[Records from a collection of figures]
· · ·
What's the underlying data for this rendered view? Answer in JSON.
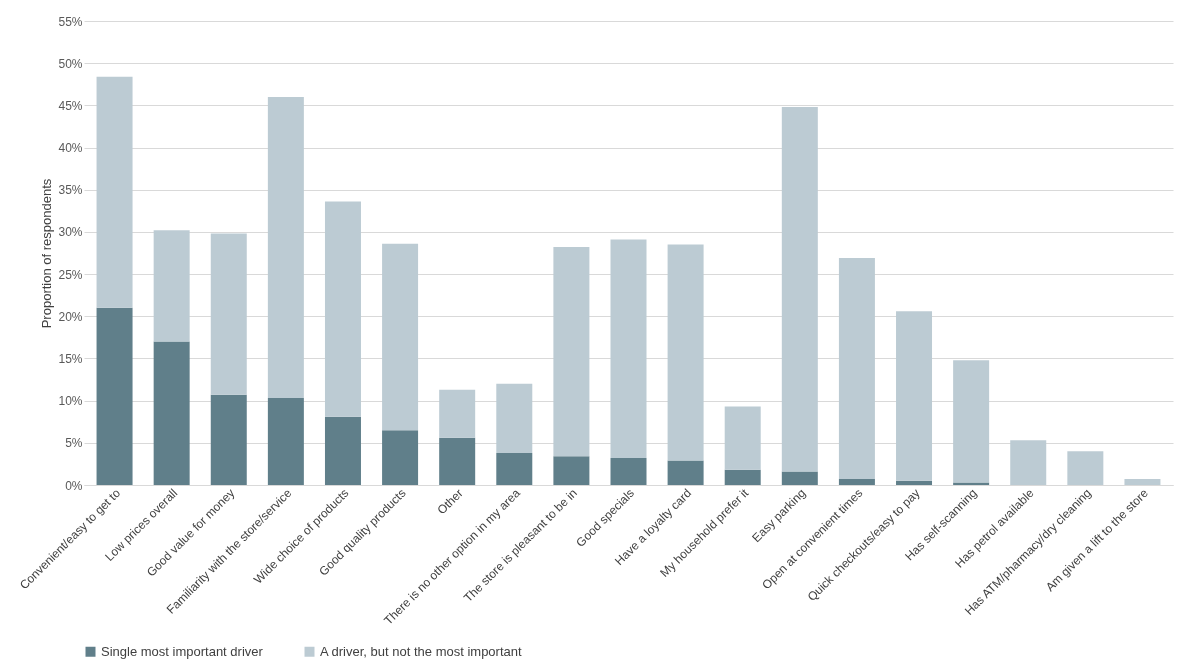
{
  "chart_data": {
    "type": "bar",
    "stacked": true,
    "ylabel": "Proportion of respondents",
    "categories": [
      "Convenient/easy to get to",
      "Low prices overall",
      "Good value for money",
      "Familiarity with the store/service",
      "Wide choice of products",
      "Good quality products",
      "Other",
      "There is no other option in my area",
      "The store is pleasant to be in",
      "Good specials",
      "Have a loyalty card",
      "My household prefer it",
      "Easy parking",
      "Open at convenient times",
      "Quick checkouts/easy to pay",
      "Has self-scanning",
      "Has petrol available",
      "Has ATM/pharmacy/dry cleaning",
      "Am given a lift to the store"
    ],
    "series": [
      {
        "name": "Single most important driver",
        "color": "#607f8a",
        "values": [
          21.0,
          17.0,
          10.7,
          10.3,
          8.1,
          6.5,
          5.6,
          3.8,
          3.4,
          3.2,
          2.9,
          1.8,
          1.6,
          0.7,
          0.5,
          0.3,
          0,
          0,
          0
        ]
      },
      {
        "name": "A driver, but not the most important",
        "color": "#bccbd3",
        "values": [
          27.4,
          13.2,
          19.1,
          35.7,
          25.5,
          22.1,
          5.7,
          8.2,
          24.8,
          25.9,
          25.6,
          7.5,
          43.2,
          26.2,
          20.1,
          14.5,
          5.3,
          4.0,
          0.7
        ]
      }
    ],
    "ylim": [
      0,
      55
    ],
    "yticks": [
      {
        "value": 0,
        "label": "0%"
      },
      {
        "value": 5,
        "label": "5%"
      },
      {
        "value": 10,
        "label": "10%"
      },
      {
        "value": 15,
        "label": "15%"
      },
      {
        "value": 20,
        "label": "20%"
      },
      {
        "value": 25,
        "label": "25%"
      },
      {
        "value": 30,
        "label": "30%"
      },
      {
        "value": 35,
        "label": "35%"
      },
      {
        "value": 40,
        "label": "40%"
      },
      {
        "value": 45,
        "label": "45%"
      },
      {
        "value": 50,
        "label": "50%"
      },
      {
        "value": 55,
        "label": "55%"
      }
    ],
    "grid": "y",
    "legend": "bottom"
  }
}
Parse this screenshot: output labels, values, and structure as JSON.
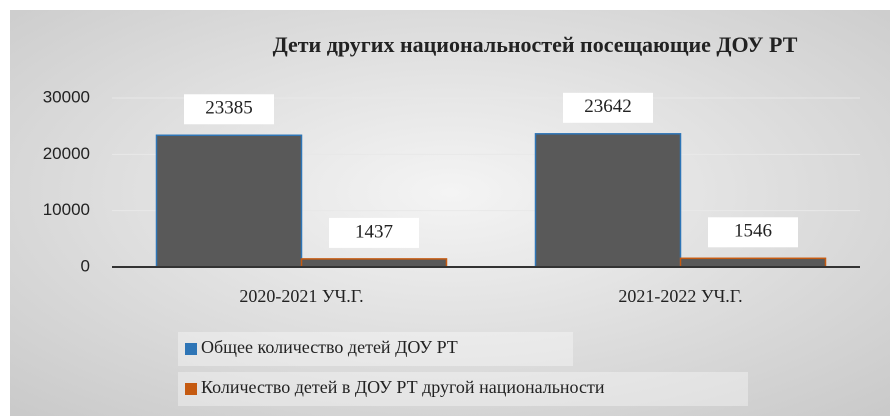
{
  "chart_data": {
    "type": "bar",
    "title": "Дети других национальностей посещающие ДОУ РТ",
    "categories": [
      "2020-2021 УЧ.Г.",
      "2021-2022 УЧ.Г."
    ],
    "series": [
      {
        "name": "Общее количество детей  ДОУ РТ",
        "color": "#2e75b6",
        "values": [
          23385,
          23642
        ]
      },
      {
        "name": "Количество детей в ДОУ РТ другой национальности",
        "color": "#c55a11",
        "values": [
          1437,
          1546
        ]
      }
    ],
    "fill": "#595959",
    "ylim": [
      0,
      30000
    ],
    "yticks": [
      0,
      10000,
      20000,
      30000
    ],
    "grid": true,
    "legend": "bottom"
  }
}
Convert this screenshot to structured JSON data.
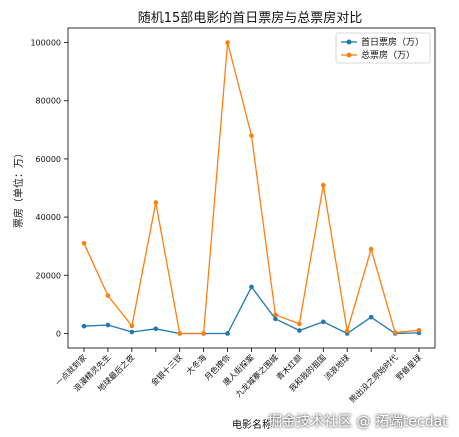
{
  "chart_data": {
    "type": "line",
    "title": "随机15部电影的首日票房与总票房对比",
    "xlabel": "电影名称",
    "ylabel": "票房（单位：万）",
    "categories": [
      "一点就到家",
      "浪漫精灵先生",
      "地球最后之夜",
      "神秘之物",
      "金银十三钗",
      "大冬海",
      "月色撩你",
      "唐人街探案",
      "九龙城寨之围城",
      "青木红颜",
      "我和我的祖国",
      "流浪地球",
      "失落的海洋",
      "熊出没之原始时代",
      "野兽星球"
    ],
    "tick_labels": [
      "一点就到家",
      "浪漫精灵先生",
      "地球最后之夜",
      "",
      "金银十三钗",
      "大冬海",
      "月色撩你",
      "唐人街探案",
      "九龙城寨之围城",
      "青木红颜",
      "我和我的祖国",
      "流浪地球",
      "",
      "熊出没之原始时代",
      "野兽星球"
    ],
    "series": [
      {
        "name": "首日票房（万）",
        "color": "#1f77b4",
        "values": [
          2500,
          2900,
          500,
          1600,
          0,
          0,
          0,
          16000,
          5000,
          1000,
          4000,
          0,
          5600,
          0,
          200
        ]
      },
      {
        "name": "总票房（万）",
        "color": "#ff7f0e",
        "values": [
          31000,
          13000,
          2600,
          45000,
          0,
          0,
          100000,
          68000,
          6400,
          3300,
          51000,
          800,
          29000,
          300,
          1100
        ]
      }
    ],
    "ylim": [
      -5000,
      105000
    ],
    "yticks": [
      0,
      20000,
      40000,
      60000,
      80000,
      100000
    ],
    "legend_position": "top-right",
    "grid": false
  },
  "watermark": "掘金技术社区 @ 拓端tecdat"
}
· · ·
What is expected: Every record above should be written out again exactly; the pictures stay out of the copy.

Task output:
What's the underlying data for this rendered view? Answer in JSON.
{
  "chart_data": {
    "type": "bar",
    "stacked": true,
    "ylabel": "Proportion of respondents",
    "categories": [
      "Convenient/easy to get to",
      "Low prices overall",
      "Good value for money",
      "Familiarity with the store/service",
      "Wide choice of products",
      "Good quality products",
      "Other",
      "There is no other option in my area",
      "The store is pleasant to be in",
      "Good specials",
      "Have a loyalty card",
      "My household prefer it",
      "Easy parking",
      "Open at convenient times",
      "Quick checkouts/easy to pay",
      "Has self-scanning",
      "Has petrol available",
      "Has ATM/pharmacy/dry cleaning",
      "Am given a lift to the store"
    ],
    "series": [
      {
        "name": "Single most important driver",
        "color": "#607f8a",
        "values": [
          21.0,
          17.0,
          10.7,
          10.3,
          8.1,
          6.5,
          5.6,
          3.8,
          3.4,
          3.2,
          2.9,
          1.8,
          1.6,
          0.7,
          0.5,
          0.3,
          0,
          0,
          0
        ]
      },
      {
        "name": "A driver, but not the most important",
        "color": "#bccbd3",
        "values": [
          27.4,
          13.2,
          19.1,
          35.7,
          25.5,
          22.1,
          5.7,
          8.2,
          24.8,
          25.9,
          25.6,
          7.5,
          43.2,
          26.2,
          20.1,
          14.5,
          5.3,
          4.0,
          0.7
        ]
      }
    ],
    "ylim": [
      0,
      55
    ],
    "yticks": [
      {
        "value": 0,
        "label": "0%"
      },
      {
        "value": 5,
        "label": "5%"
      },
      {
        "value": 10,
        "label": "10%"
      },
      {
        "value": 15,
        "label": "15%"
      },
      {
        "value": 20,
        "label": "20%"
      },
      {
        "value": 25,
        "label": "25%"
      },
      {
        "value": 30,
        "label": "30%"
      },
      {
        "value": 35,
        "label": "35%"
      },
      {
        "value": 40,
        "label": "40%"
      },
      {
        "value": 45,
        "label": "45%"
      },
      {
        "value": 50,
        "label": "50%"
      },
      {
        "value": 55,
        "label": "55%"
      }
    ],
    "grid": "y",
    "legend": "bottom"
  }
}
Parse this screenshot: output labels, values, and structure as JSON.
{
  "chart_data": {
    "type": "bar",
    "title": "Дети других национальностей посещающие ДОУ РТ",
    "categories": [
      "2020-2021 УЧ.Г.",
      "2021-2022 УЧ.Г."
    ],
    "series": [
      {
        "name": "Общее количество детей  ДОУ РТ",
        "color": "#2e75b6",
        "values": [
          23385,
          23642
        ]
      },
      {
        "name": "Количество детей в ДОУ РТ другой национальности",
        "color": "#c55a11",
        "values": [
          1437,
          1546
        ]
      }
    ],
    "fill": "#595959",
    "ylim": [
      0,
      30000
    ],
    "yticks": [
      0,
      10000,
      20000,
      30000
    ],
    "grid": true,
    "legend": "bottom"
  }
}
Convert this screenshot to structured JSON data.
{
  "chart_data": {
    "type": "line",
    "title": "随机15部电影的首日票房与总票房对比",
    "xlabel": "电影名称",
    "ylabel": "票房（单位：万）",
    "categories": [
      "一点就到家",
      "浪漫精灵先生",
      "地球最后之夜",
      "神秘之物",
      "金银十三钗",
      "大冬海",
      "月色撩你",
      "唐人街探案",
      "九龙城寨之围城",
      "青木红颜",
      "我和我的祖国",
      "流浪地球",
      "失落的海洋",
      "熊出没之原始时代",
      "野兽星球"
    ],
    "tick_labels": [
      "一点就到家",
      "浪漫精灵先生",
      "地球最后之夜",
      "",
      "金银十三钗",
      "大冬海",
      "月色撩你",
      "唐人街探案",
      "九龙城寨之围城",
      "青木红颜",
      "我和我的祖国",
      "流浪地球",
      "",
      "熊出没之原始时代",
      "野兽星球"
    ],
    "series": [
      {
        "name": "首日票房（万）",
        "color": "#1f77b4",
        "values": [
          2500,
          2900,
          500,
          1600,
          0,
          0,
          0,
          16000,
          5000,
          1000,
          4000,
          0,
          5600,
          0,
          200
        ]
      },
      {
        "name": "总票房（万）",
        "color": "#ff7f0e",
        "values": [
          31000,
          13000,
          2600,
          45000,
          0,
          0,
          100000,
          68000,
          6400,
          3300,
          51000,
          800,
          29000,
          300,
          1100
        ]
      }
    ],
    "ylim": [
      -5000,
      105000
    ],
    "yticks": [
      0,
      20000,
      40000,
      60000,
      80000,
      100000
    ],
    "legend_position": "top-right",
    "grid": false
  },
  "watermark": "掘金技术社区 @ 拓端tecdat"
}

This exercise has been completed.